--- DATA SECTION ---
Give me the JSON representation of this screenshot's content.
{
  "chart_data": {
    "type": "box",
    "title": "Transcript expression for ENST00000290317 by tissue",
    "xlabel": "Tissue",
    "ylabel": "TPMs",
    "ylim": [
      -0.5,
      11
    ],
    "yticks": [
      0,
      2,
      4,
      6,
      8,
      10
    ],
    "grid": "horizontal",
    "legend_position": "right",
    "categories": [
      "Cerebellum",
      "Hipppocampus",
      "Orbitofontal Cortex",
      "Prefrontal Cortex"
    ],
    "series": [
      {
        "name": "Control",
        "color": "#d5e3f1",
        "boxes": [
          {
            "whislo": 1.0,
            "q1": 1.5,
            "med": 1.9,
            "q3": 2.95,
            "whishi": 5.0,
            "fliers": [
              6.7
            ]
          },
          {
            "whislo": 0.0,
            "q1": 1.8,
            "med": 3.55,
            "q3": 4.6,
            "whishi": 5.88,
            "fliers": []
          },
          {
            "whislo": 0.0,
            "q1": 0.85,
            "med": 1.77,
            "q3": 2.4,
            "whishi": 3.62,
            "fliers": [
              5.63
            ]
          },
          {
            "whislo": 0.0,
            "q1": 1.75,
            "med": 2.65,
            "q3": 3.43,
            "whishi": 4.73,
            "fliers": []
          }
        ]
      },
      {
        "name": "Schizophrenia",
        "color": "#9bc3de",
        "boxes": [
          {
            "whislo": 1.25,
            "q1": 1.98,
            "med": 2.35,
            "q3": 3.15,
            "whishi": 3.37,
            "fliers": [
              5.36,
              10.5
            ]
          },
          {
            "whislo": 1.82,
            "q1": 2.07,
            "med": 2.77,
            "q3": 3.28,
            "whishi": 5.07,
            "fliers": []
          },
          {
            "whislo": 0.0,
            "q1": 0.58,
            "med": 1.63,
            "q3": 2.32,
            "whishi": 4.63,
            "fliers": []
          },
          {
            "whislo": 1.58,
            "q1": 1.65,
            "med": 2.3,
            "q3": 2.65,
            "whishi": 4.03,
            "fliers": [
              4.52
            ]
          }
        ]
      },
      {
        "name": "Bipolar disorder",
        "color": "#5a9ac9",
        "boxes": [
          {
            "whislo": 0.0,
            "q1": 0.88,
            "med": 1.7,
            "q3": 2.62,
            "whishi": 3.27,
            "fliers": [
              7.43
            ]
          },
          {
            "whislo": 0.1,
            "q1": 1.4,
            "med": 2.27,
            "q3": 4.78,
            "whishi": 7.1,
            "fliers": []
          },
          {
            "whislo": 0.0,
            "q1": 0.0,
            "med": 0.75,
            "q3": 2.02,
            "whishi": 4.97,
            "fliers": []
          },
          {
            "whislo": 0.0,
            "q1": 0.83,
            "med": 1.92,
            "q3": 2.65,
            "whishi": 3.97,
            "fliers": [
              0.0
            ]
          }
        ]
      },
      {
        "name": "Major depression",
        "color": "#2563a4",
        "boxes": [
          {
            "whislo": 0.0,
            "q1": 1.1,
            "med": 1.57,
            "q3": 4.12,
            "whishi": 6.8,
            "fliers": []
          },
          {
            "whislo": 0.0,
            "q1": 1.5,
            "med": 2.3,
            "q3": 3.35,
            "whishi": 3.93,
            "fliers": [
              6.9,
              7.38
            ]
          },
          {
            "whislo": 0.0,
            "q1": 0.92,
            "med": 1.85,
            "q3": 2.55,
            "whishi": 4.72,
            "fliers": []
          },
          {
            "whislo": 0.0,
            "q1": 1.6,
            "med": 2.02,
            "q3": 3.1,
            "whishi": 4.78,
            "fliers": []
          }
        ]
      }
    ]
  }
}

--- DESCRIPTION OF THE TASK ---
Your task is to repeat the data exactly, with nothing left out.

--- COMPLETED TASK ---
Give me the JSON representation of this screenshot's content.
{
  "chart_data": {
    "type": "box",
    "title": "Transcript expression for ENST00000290317 by tissue",
    "xlabel": "Tissue",
    "ylabel": "TPMs",
    "ylim": [
      -0.5,
      11
    ],
    "yticks": [
      0,
      2,
      4,
      6,
      8,
      10
    ],
    "grid": "horizontal",
    "legend_position": "right",
    "categories": [
      "Cerebellum",
      "Hipppocampus",
      "Orbitofontal Cortex",
      "Prefrontal Cortex"
    ],
    "series": [
      {
        "name": "Control",
        "color": "#d5e3f1",
        "boxes": [
          {
            "whislo": 1.0,
            "q1": 1.5,
            "med": 1.9,
            "q3": 2.95,
            "whishi": 5.0,
            "fliers": [
              6.7
            ]
          },
          {
            "whislo": 0.0,
            "q1": 1.8,
            "med": 3.55,
            "q3": 4.6,
            "whishi": 5.88,
            "fliers": []
          },
          {
            "whislo": 0.0,
            "q1": 0.85,
            "med": 1.77,
            "q3": 2.4,
            "whishi": 3.62,
            "fliers": [
              5.63
            ]
          },
          {
            "whislo": 0.0,
            "q1": 1.75,
            "med": 2.65,
            "q3": 3.43,
            "whishi": 4.73,
            "fliers": []
          }
        ]
      },
      {
        "name": "Schizophrenia",
        "color": "#9bc3de",
        "boxes": [
          {
            "whislo": 1.25,
            "q1": 1.98,
            "med": 2.35,
            "q3": 3.15,
            "whishi": 3.37,
            "fliers": [
              5.36,
              10.5
            ]
          },
          {
            "whislo": 1.82,
            "q1": 2.07,
            "med": 2.77,
            "q3": 3.28,
            "whishi": 5.07,
            "fliers": []
          },
          {
            "whislo": 0.0,
            "q1": 0.58,
            "med": 1.63,
            "q3": 2.32,
            "whishi": 4.63,
            "fliers": []
          },
          {
            "whislo": 1.58,
            "q1": 1.65,
            "med": 2.3,
            "q3": 2.65,
            "whishi": 4.03,
            "fliers": [
              4.52
            ]
          }
        ]
      },
      {
        "name": "Bipolar disorder",
        "color": "#5a9ac9",
        "boxes": [
          {
            "whislo": 0.0,
            "q1": 0.88,
            "med": 1.7,
            "q3": 2.62,
            "whishi": 3.27,
            "fliers": [
              7.43
            ]
          },
          {
            "whislo": 0.1,
            "q1": 1.4,
            "med": 2.27,
            "q3": 4.78,
            "whishi": 7.1,
            "fliers": []
          },
          {
            "whislo": 0.0,
            "q1": 0.0,
            "med": 0.75,
            "q3": 2.02,
            "whishi": 4.97,
            "fliers": []
          },
          {
            "whislo": 0.0,
            "q1": 0.83,
            "med": 1.92,
            "q3": 2.65,
            "whishi": 3.97,
            "fliers": [
              0.0
            ]
          }
        ]
      },
      {
        "name": "Major depression",
        "color": "#2563a4",
        "boxes": [
          {
            "whislo": 0.0,
            "q1": 1.1,
            "med": 1.57,
            "q3": 4.12,
            "whishi": 6.8,
            "fliers": []
          },
          {
            "whislo": 0.0,
            "q1": 1.5,
            "med": 2.3,
            "q3": 3.35,
            "whishi": 3.93,
            "fliers": [
              6.9,
              7.38
            ]
          },
          {
            "whislo": 0.0,
            "q1": 0.92,
            "med": 1.85,
            "q3": 2.55,
            "whishi": 4.72,
            "fliers": []
          },
          {
            "whislo": 0.0,
            "q1": 1.6,
            "med": 2.02,
            "q3": 3.1,
            "whishi": 4.78,
            "fliers": []
          }
        ]
      }
    ]
  }
}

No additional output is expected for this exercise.